**WHAT IS BEING ASKED**
The records below must be retyped exactly.

**STORED RECORDS**

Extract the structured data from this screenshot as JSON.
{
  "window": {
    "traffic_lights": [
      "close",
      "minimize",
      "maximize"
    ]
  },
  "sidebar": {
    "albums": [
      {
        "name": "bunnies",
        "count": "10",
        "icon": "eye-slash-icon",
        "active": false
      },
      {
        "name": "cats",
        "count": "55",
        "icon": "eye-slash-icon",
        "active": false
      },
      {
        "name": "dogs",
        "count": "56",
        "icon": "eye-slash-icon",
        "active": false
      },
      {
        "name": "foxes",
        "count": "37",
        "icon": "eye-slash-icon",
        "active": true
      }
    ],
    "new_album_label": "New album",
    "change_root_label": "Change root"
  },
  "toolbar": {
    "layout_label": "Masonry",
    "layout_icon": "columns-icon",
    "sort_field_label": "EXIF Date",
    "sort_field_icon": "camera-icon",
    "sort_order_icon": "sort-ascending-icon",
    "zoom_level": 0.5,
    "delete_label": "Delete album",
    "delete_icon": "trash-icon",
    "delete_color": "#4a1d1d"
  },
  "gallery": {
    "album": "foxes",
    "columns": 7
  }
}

**EXPECTED ANSWER**
Extract the structured data from this screenshot as JSON.
{
  "window": {
    "traffic_lights": [
      "close",
      "minimize",
      "maximize"
    ]
  },
  "sidebar": {
    "albums": [
      {
        "name": "bunnies",
        "count": "10",
        "icon": "eye-slash-icon",
        "active": false
      },
      {
        "name": "cats",
        "count": "55",
        "icon": "eye-slash-icon",
        "active": false
      },
      {
        "name": "dogs",
        "count": "56",
        "icon": "eye-slash-icon",
        "active": false
      },
      {
        "name": "foxes",
        "count": "37",
        "icon": "eye-slash-icon",
        "active": true
      }
    ],
    "new_album_label": "New album",
    "change_root_label": "Change root"
  },
  "toolbar": {
    "layout_label": "Masonry",
    "layout_icon": "columns-icon",
    "sort_field_label": "EXIF Date",
    "sort_field_icon": "camera-icon",
    "sort_order_icon": "sort-ascending-icon",
    "zoom_level": 0.5,
    "delete_label": "Delete album",
    "delete_icon": "trash-icon",
    "delete_color": "#4a1d1d"
  },
  "gallery": {
    "album": "foxes",
    "columns": 7
  }
}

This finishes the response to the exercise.